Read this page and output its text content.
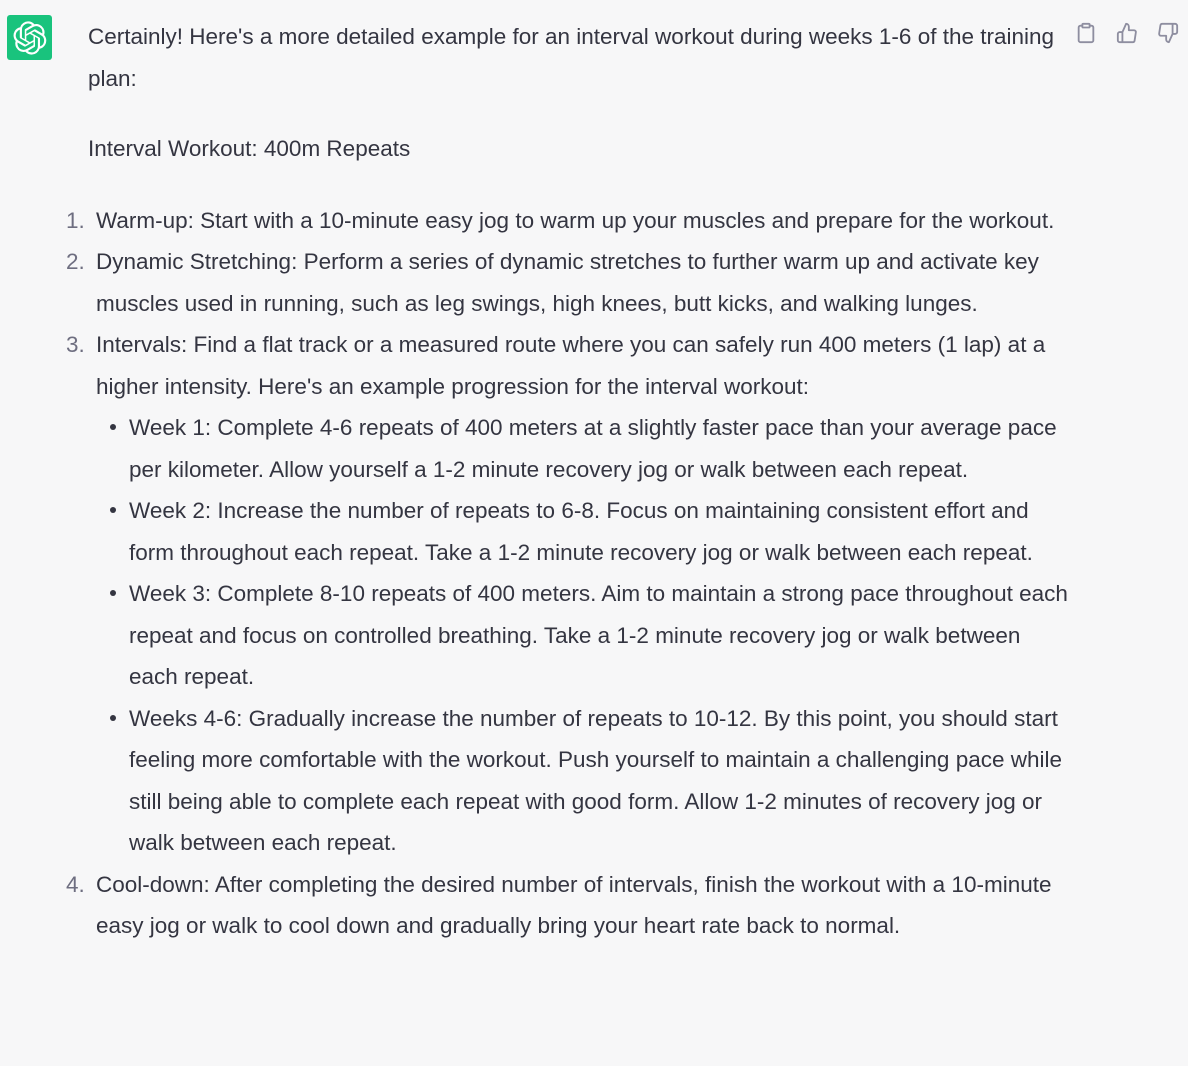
Certainly! Here's a more detailed example for an interval workout during weeks 1-6 of the training plan:

Interval Workout: 400m Repeats

1. Warm-up: Start with a 10-minute easy jog to warm up your muscles and prepare for the workout.
2. Dynamic Stretching: Perform a series of dynamic stretches to further warm up and activate key muscles used in running, such as leg swings, high knees, butt kicks, and walking lunges.
3. Intervals: Find a flat track or a measured route where you can safely run 400 meters (1 lap) at a higher intensity. Here's an example progression for the interval workout:
Week 1: Complete 4-6 repeats of 400 meters at a slightly faster pace than your average pace per kilometer. Allow yourself a 1-2 minute recovery jog or walk between each repeat.
Week 2: Increase the number of repeats to 6-8. Focus on maintaining consistent effort and form throughout each repeat. Take a 1-2 minute recovery jog or walk between each repeat.
Week 3: Complete 8-10 repeats of 400 meters. Aim to maintain a strong pace throughout each repeat and focus on controlled breathing. Take a 1-2 minute recovery jog or walk between each repeat.
Weeks 4-6: Gradually increase the number of repeats to 10-12. By this point, you should start feeling more comfortable with the workout. Push yourself to maintain a challenging pace while still being able to complete each repeat with good form. Allow 1-2 minutes of recovery jog or walk between each repeat.
4. Cool-down: After completing the desired number of intervals, finish the workout with a 10-minute easy jog or walk to cool down and gradually bring your heart rate back to normal.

▶ [TASK STATEMENT]
In your copy, leave out the pictures and reproduce the material above exactly.

▶ [TASK RESULT]
Read this page and output its text content.
Certainly! Here's a more detailed example for an interval workout during weeks 1-6 of the training plan:

Interval Workout: 400m Repeats

1. Warm-up: Start with a 10-minute easy jog to warm up your muscles and prepare for the workout.
2. Dynamic Stretching: Perform a series of dynamic stretches to further warm up and activate key muscles used in running, such as leg swings, high knees, butt kicks, and walking lunges.
3. Intervals: Find a flat track or a measured route where you can safely run 400 meters (1 lap) at a higher intensity. Here's an example progression for the interval workout:
Week 1: Complete 4-6 repeats of 400 meters at a slightly faster pace than your average pace per kilometer. Allow yourself a 1-2 minute recovery jog or walk between each repeat.
Week 2: Increase the number of repeats to 6-8. Focus on maintaining consistent effort and form throughout each repeat. Take a 1-2 minute recovery jog or walk between each repeat.
Week 3: Complete 8-10 repeats of 400 meters. Aim to maintain a strong pace throughout each repeat and focus on controlled breathing. Take a 1-2 minute recovery jog or walk between each repeat.
Weeks 4-6: Gradually increase the number of repeats to 10-12. By this point, you should start feeling more comfortable with the workout. Push yourself to maintain a challenging pace while still being able to complete each repeat with good form. Allow 1-2 minutes of recovery jog or walk between each repeat.
4. Cool-down: After completing the desired number of intervals, finish the workout with a 10-minute easy jog or walk to cool down and gradually bring your heart rate back to normal.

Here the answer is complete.